(GIVEN INSTRUCTION): How many lines in these records hold the string "name"? Reply with the number alone.
---------- DATA SUPPLIED ----------
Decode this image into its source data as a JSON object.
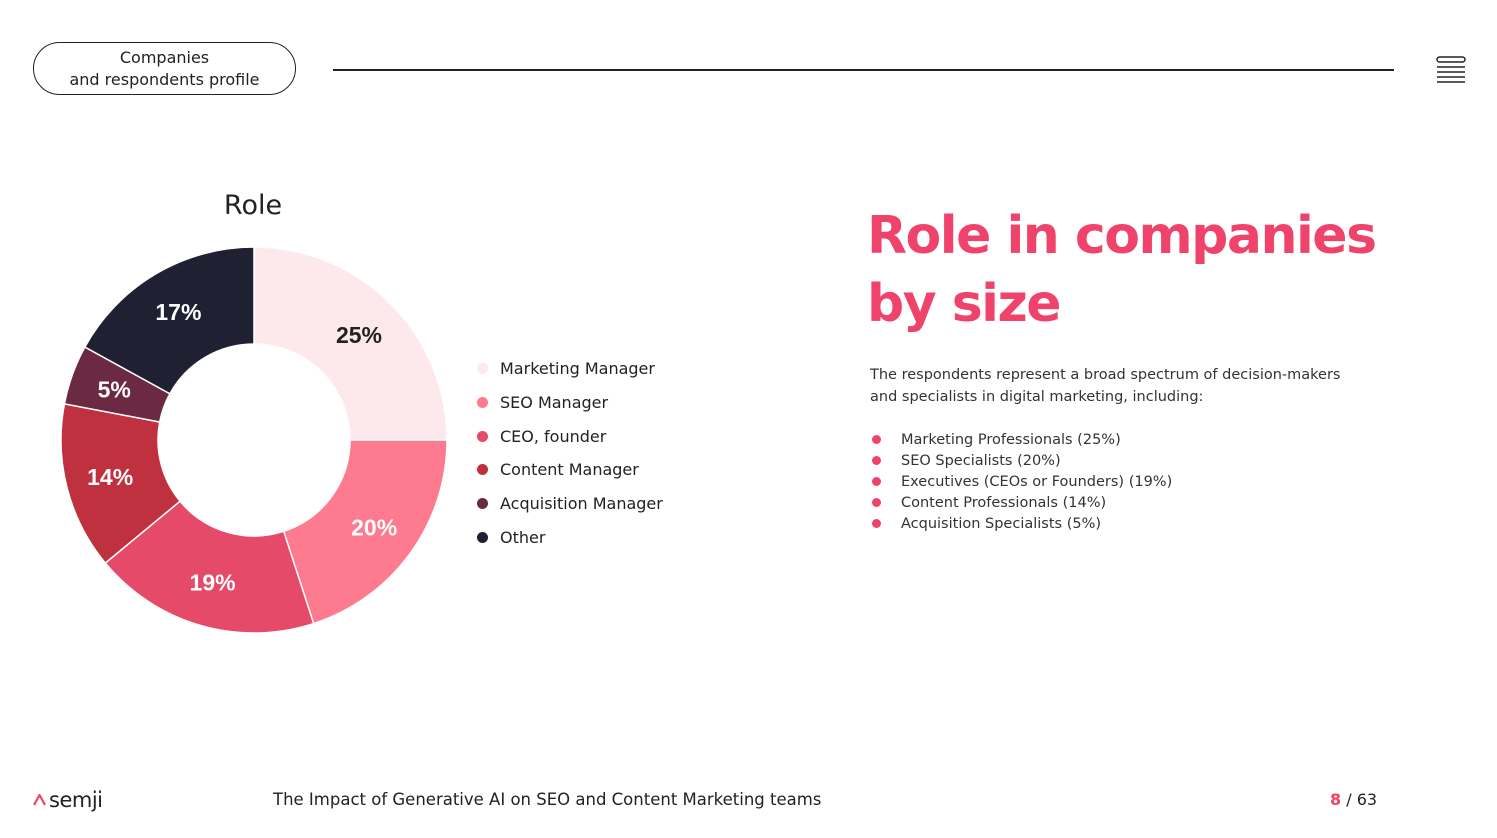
{
  "header": {
    "section_pill_line1": "Companies",
    "section_pill_line2": "and respondents profile",
    "menu_icon": "hamburger-menu-icon"
  },
  "chart_data": {
    "type": "pie",
    "title": "Role",
    "categories": [
      "Marketing Manager",
      "SEO Manager",
      "CEO, founder",
      "Content Manager",
      "Acquisition Manager",
      "Other"
    ],
    "values": [
      25,
      20,
      19,
      14,
      5,
      17
    ],
    "labels": [
      "25%",
      "20%",
      "19%",
      "14%",
      "5%",
      "17%"
    ],
    "colors": [
      "#fde8ec",
      "#fe7a8e",
      "#e54a68",
      "#c03140",
      "#6b2a42",
      "#202033"
    ],
    "label_colors": [
      "#222222",
      "#ffffff",
      "#ffffff",
      "#ffffff",
      "#ffffff",
      "#ffffff"
    ],
    "legend_position": "right",
    "donut": true
  },
  "legend": {
    "items": [
      "Marketing Manager",
      "SEO Manager",
      "CEO, founder",
      "Content Manager",
      "Acquisition Manager",
      "Other"
    ]
  },
  "content": {
    "heading": "Role in companies by size",
    "intro": "The respondents represent a broad spectrum of decision-makers and specialists in digital marketing, including:",
    "bullets": [
      "Marketing Professionals (25%)",
      "SEO Specialists (20%)",
      "Executives (CEOs or Founders) (19%)",
      "Content Professionals (14%)",
      "Acquisition Specialists (5%)"
    ],
    "accent_color": "#f0436b"
  },
  "footer": {
    "logo_text": "semji",
    "title": "The Impact of Generative AI on SEO and Content Marketing teams",
    "page_current": "8",
    "page_separator": "/",
    "page_total": "63"
  }
}
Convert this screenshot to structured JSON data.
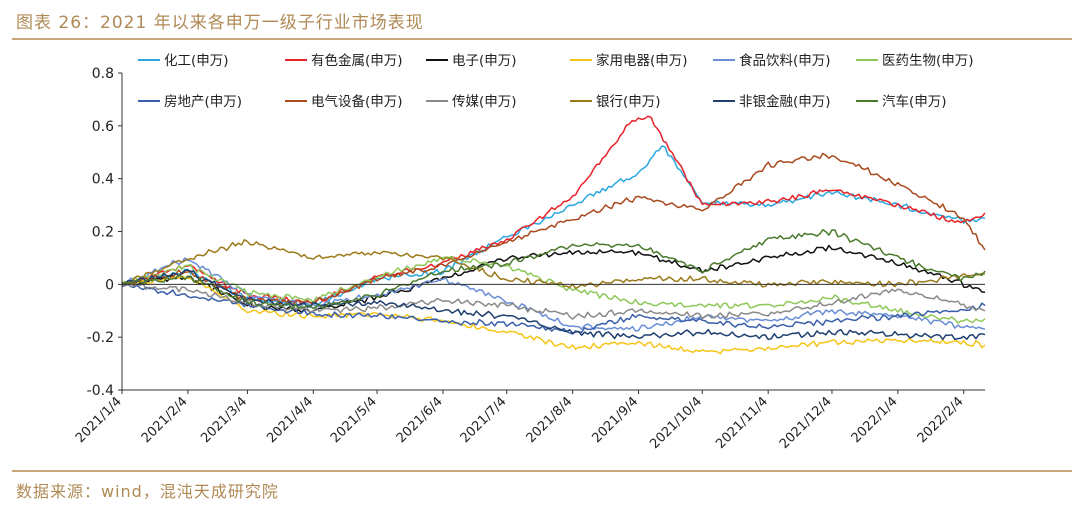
{
  "title": "图表 26：2021 年以来各申万一级子行业市场表现",
  "source": "数据来源：wind，混沌天成研究院",
  "chart_data": {
    "type": "line",
    "title": "图表 26：2021 年以来各申万一级子行业市场表现",
    "xlabel": "",
    "ylabel": "",
    "ylim": [
      -0.4,
      0.8
    ],
    "yticks": [
      -0.4,
      -0.2,
      0,
      0.2,
      0.4,
      0.6,
      0.8
    ],
    "ytick_labels": [
      "-0.4",
      "-0.2",
      "0",
      "0.2",
      "0.4",
      "0.6",
      "0.8"
    ],
    "xticks": [
      "2021/1/4",
      "2021/2/4",
      "2021/3/4",
      "2021/4/4",
      "2021/5/4",
      "2021/6/4",
      "2021/7/4",
      "2021/8/4",
      "2021/9/4",
      "2021/10/4",
      "2021/11/4",
      "2021/12/4",
      "2022/1/4",
      "2022/2/4"
    ],
    "grid": false,
    "legend_position": "top",
    "series": [
      {
        "name": "化工(申万)",
        "color": "#2aa7e0",
        "points": [
          [
            "2021/1/4",
            0
          ],
          [
            "2021/2/4",
            0.05
          ],
          [
            "2021/3/4",
            -0.05
          ],
          [
            "2021/4/4",
            -0.08
          ],
          [
            "2021/5/4",
            0.02
          ],
          [
            "2021/6/4",
            0.05
          ],
          [
            "2021/7/4",
            0.18
          ],
          [
            "2021/8/4",
            0.3
          ],
          [
            "2021/9/4",
            0.42
          ],
          [
            "2021/9/15",
            0.53
          ],
          [
            "2021/10/4",
            0.31
          ],
          [
            "2021/11/4",
            0.3
          ],
          [
            "2021/12/4",
            0.35
          ],
          [
            "2022/1/4",
            0.3
          ],
          [
            "2022/2/4",
            0.24
          ],
          [
            "2022/2/14",
            0.25
          ]
        ]
      },
      {
        "name": "有色金属(申万)",
        "color": "#e8232a",
        "points": [
          [
            "2021/1/4",
            0
          ],
          [
            "2021/2/4",
            0.07
          ],
          [
            "2021/3/4",
            -0.04
          ],
          [
            "2021/4/4",
            -0.07
          ],
          [
            "2021/5/4",
            0.03
          ],
          [
            "2021/6/4",
            0.08
          ],
          [
            "2021/7/4",
            0.17
          ],
          [
            "2021/8/4",
            0.33
          ],
          [
            "2021/9/1",
            0.62
          ],
          [
            "2021/9/10",
            0.63
          ],
          [
            "2021/10/4",
            0.3
          ],
          [
            "2021/11/4",
            0.31
          ],
          [
            "2021/12/4",
            0.36
          ],
          [
            "2022/1/4",
            0.3
          ],
          [
            "2022/2/4",
            0.23
          ],
          [
            "2022/2/14",
            0.27
          ]
        ]
      },
      {
        "name": "电子(申万)",
        "color": "#111111",
        "points": [
          [
            "2021/1/4",
            0
          ],
          [
            "2021/2/4",
            0.03
          ],
          [
            "2021/3/4",
            -0.08
          ],
          [
            "2021/4/4",
            -0.1
          ],
          [
            "2021/5/4",
            -0.05
          ],
          [
            "2021/6/4",
            0.02
          ],
          [
            "2021/7/4",
            0.1
          ],
          [
            "2021/8/4",
            0.12
          ],
          [
            "2021/9/4",
            0.12
          ],
          [
            "2021/10/4",
            0.05
          ],
          [
            "2021/11/4",
            0.1
          ],
          [
            "2021/12/4",
            0.14
          ],
          [
            "2022/1/4",
            0.08
          ],
          [
            "2022/2/4",
            0.0
          ],
          [
            "2022/2/14",
            -0.03
          ]
        ]
      },
      {
        "name": "家用电器(申万)",
        "color": "#f5c518",
        "points": [
          [
            "2021/1/4",
            0
          ],
          [
            "2021/2/4",
            0.03
          ],
          [
            "2021/3/4",
            -0.1
          ],
          [
            "2021/4/4",
            -0.12
          ],
          [
            "2021/5/4",
            -0.11
          ],
          [
            "2021/6/4",
            -0.14
          ],
          [
            "2021/7/4",
            -0.18
          ],
          [
            "2021/8/4",
            -0.24
          ],
          [
            "2021/9/4",
            -0.22
          ],
          [
            "2021/10/4",
            -0.26
          ],
          [
            "2021/11/4",
            -0.24
          ],
          [
            "2021/12/4",
            -0.22
          ],
          [
            "2022/1/4",
            -0.21
          ],
          [
            "2022/2/4",
            -0.22
          ],
          [
            "2022/2/14",
            -0.23
          ]
        ]
      },
      {
        "name": "食品饮料(申万)",
        "color": "#6a8ed6",
        "points": [
          [
            "2021/1/4",
            0
          ],
          [
            "2021/2/4",
            0.1
          ],
          [
            "2021/3/4",
            -0.04
          ],
          [
            "2021/4/4",
            -0.08
          ],
          [
            "2021/5/4",
            -0.04
          ],
          [
            "2021/6/4",
            0.02
          ],
          [
            "2021/7/4",
            -0.06
          ],
          [
            "2021/8/4",
            -0.16
          ],
          [
            "2021/9/4",
            -0.17
          ],
          [
            "2021/10/4",
            -0.12
          ],
          [
            "2021/11/4",
            -0.14
          ],
          [
            "2021/12/4",
            -0.1
          ],
          [
            "2022/1/4",
            -0.12
          ],
          [
            "2022/2/4",
            -0.16
          ],
          [
            "2022/2/14",
            -0.17
          ]
        ]
      },
      {
        "name": "医药生物(申万)",
        "color": "#8fc85a",
        "points": [
          [
            "2021/1/4",
            0
          ],
          [
            "2021/2/4",
            0.07
          ],
          [
            "2021/3/4",
            -0.03
          ],
          [
            "2021/4/4",
            -0.06
          ],
          [
            "2021/5/4",
            0.03
          ],
          [
            "2021/6/4",
            0.1
          ],
          [
            "2021/7/4",
            0.07
          ],
          [
            "2021/8/4",
            -0.02
          ],
          [
            "2021/9/4",
            -0.07
          ],
          [
            "2021/10/4",
            -0.08
          ],
          [
            "2021/11/4",
            -0.08
          ],
          [
            "2021/12/4",
            -0.05
          ],
          [
            "2022/1/4",
            -0.1
          ],
          [
            "2022/2/4",
            -0.14
          ],
          [
            "2022/2/14",
            -0.13
          ]
        ]
      },
      {
        "name": "房地产(申万)",
        "color": "#3a5fa8",
        "points": [
          [
            "2021/1/4",
            0
          ],
          [
            "2021/2/4",
            -0.04
          ],
          [
            "2021/3/4",
            -0.08
          ],
          [
            "2021/4/4",
            -0.11
          ],
          [
            "2021/5/4",
            -0.12
          ],
          [
            "2021/6/4",
            -0.14
          ],
          [
            "2021/7/4",
            -0.15
          ],
          [
            "2021/8/4",
            -0.18
          ],
          [
            "2021/9/4",
            -0.12
          ],
          [
            "2021/10/4",
            -0.14
          ],
          [
            "2021/11/4",
            -0.16
          ],
          [
            "2021/12/4",
            -0.14
          ],
          [
            "2022/1/4",
            -0.12
          ],
          [
            "2022/2/4",
            -0.1
          ],
          [
            "2022/2/14",
            -0.08
          ]
        ]
      },
      {
        "name": "电气设备(申万)",
        "color": "#a94a1e",
        "points": [
          [
            "2021/1/4",
            0
          ],
          [
            "2021/2/4",
            0.05
          ],
          [
            "2021/3/4",
            -0.06
          ],
          [
            "2021/4/4",
            -0.07
          ],
          [
            "2021/5/4",
            0.02
          ],
          [
            "2021/6/4",
            0.07
          ],
          [
            "2021/7/4",
            0.16
          ],
          [
            "2021/8/4",
            0.25
          ],
          [
            "2021/9/4",
            0.33
          ],
          [
            "2021/10/4",
            0.28
          ],
          [
            "2021/11/4",
            0.45
          ],
          [
            "2021/12/4",
            0.49
          ],
          [
            "2022/1/4",
            0.38
          ],
          [
            "2022/2/4",
            0.25
          ],
          [
            "2022/2/14",
            0.13
          ]
        ]
      },
      {
        "name": "传媒(申万)",
        "color": "#8a8a8a",
        "points": [
          [
            "2021/1/4",
            0
          ],
          [
            "2021/2/4",
            -0.02
          ],
          [
            "2021/3/4",
            -0.07
          ],
          [
            "2021/4/4",
            -0.1
          ],
          [
            "2021/5/4",
            -0.09
          ],
          [
            "2021/6/4",
            -0.06
          ],
          [
            "2021/7/4",
            -0.08
          ],
          [
            "2021/8/4",
            -0.12
          ],
          [
            "2021/9/4",
            -0.1
          ],
          [
            "2021/10/4",
            -0.12
          ],
          [
            "2021/11/4",
            -0.11
          ],
          [
            "2021/12/4",
            -0.07
          ],
          [
            "2022/1/4",
            -0.02
          ],
          [
            "2022/2/4",
            -0.08
          ],
          [
            "2022/2/14",
            -0.1
          ]
        ]
      },
      {
        "name": "银行(申万)",
        "color": "#9c7a1a",
        "points": [
          [
            "2021/1/4",
            0
          ],
          [
            "2021/2/4",
            0.1
          ],
          [
            "2021/3/4",
            0.16
          ],
          [
            "2021/4/4",
            0.1
          ],
          [
            "2021/5/4",
            0.12
          ],
          [
            "2021/6/4",
            0.1
          ],
          [
            "2021/7/4",
            0.02
          ],
          [
            "2021/8/4",
            -0.01
          ],
          [
            "2021/9/4",
            0.02
          ],
          [
            "2021/10/4",
            0.02
          ],
          [
            "2021/11/4",
            0.0
          ],
          [
            "2021/12/4",
            0.01
          ],
          [
            "2022/1/4",
            0.0
          ],
          [
            "2022/2/4",
            0.03
          ],
          [
            "2022/2/14",
            0.04
          ]
        ]
      },
      {
        "name": "非银金融(申万)",
        "color": "#1f3f70",
        "points": [
          [
            "2021/1/4",
            0
          ],
          [
            "2021/2/4",
            0.05
          ],
          [
            "2021/3/4",
            -0.06
          ],
          [
            "2021/4/4",
            -0.08
          ],
          [
            "2021/5/4",
            -0.07
          ],
          [
            "2021/6/4",
            -0.1
          ],
          [
            "2021/7/4",
            -0.12
          ],
          [
            "2021/8/4",
            -0.18
          ],
          [
            "2021/9/4",
            -0.2
          ],
          [
            "2021/10/4",
            -0.18
          ],
          [
            "2021/11/4",
            -0.2
          ],
          [
            "2021/12/4",
            -0.18
          ],
          [
            "2022/1/4",
            -0.19
          ],
          [
            "2022/2/4",
            -0.2
          ],
          [
            "2022/2/14",
            -0.19
          ]
        ]
      },
      {
        "name": "汽车(申万)",
        "color": "#4a7a2c",
        "points": [
          [
            "2021/1/4",
            0
          ],
          [
            "2021/2/4",
            0.03
          ],
          [
            "2021/3/4",
            -0.07
          ],
          [
            "2021/4/4",
            -0.09
          ],
          [
            "2021/5/4",
            -0.04
          ],
          [
            "2021/6/4",
            0.05
          ],
          [
            "2021/7/4",
            0.08
          ],
          [
            "2021/8/4",
            0.15
          ],
          [
            "2021/9/4",
            0.15
          ],
          [
            "2021/10/4",
            0.05
          ],
          [
            "2021/11/4",
            0.17
          ],
          [
            "2021/12/4",
            0.2
          ],
          [
            "2022/1/4",
            0.1
          ],
          [
            "2022/2/4",
            0.02
          ],
          [
            "2022/2/14",
            0.05
          ]
        ]
      }
    ]
  }
}
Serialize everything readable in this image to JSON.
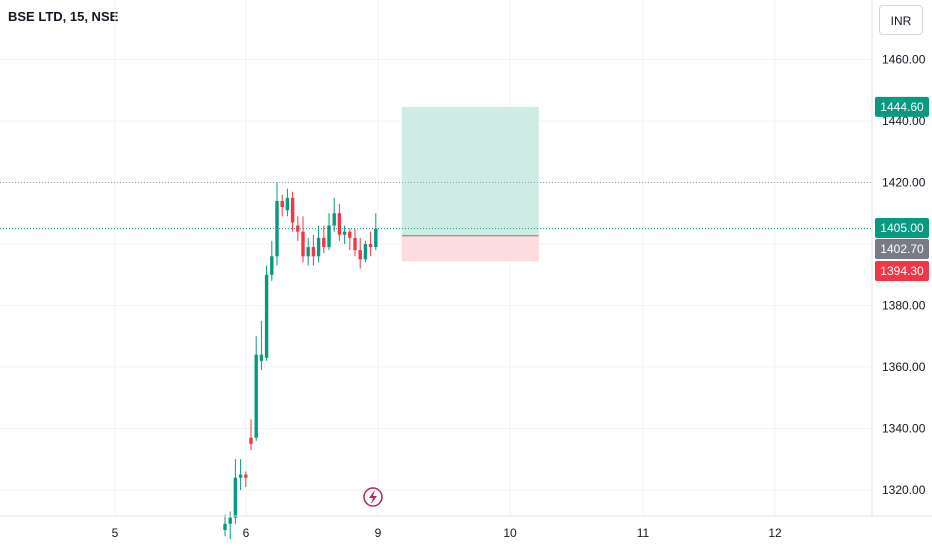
----------
(RESULT): 12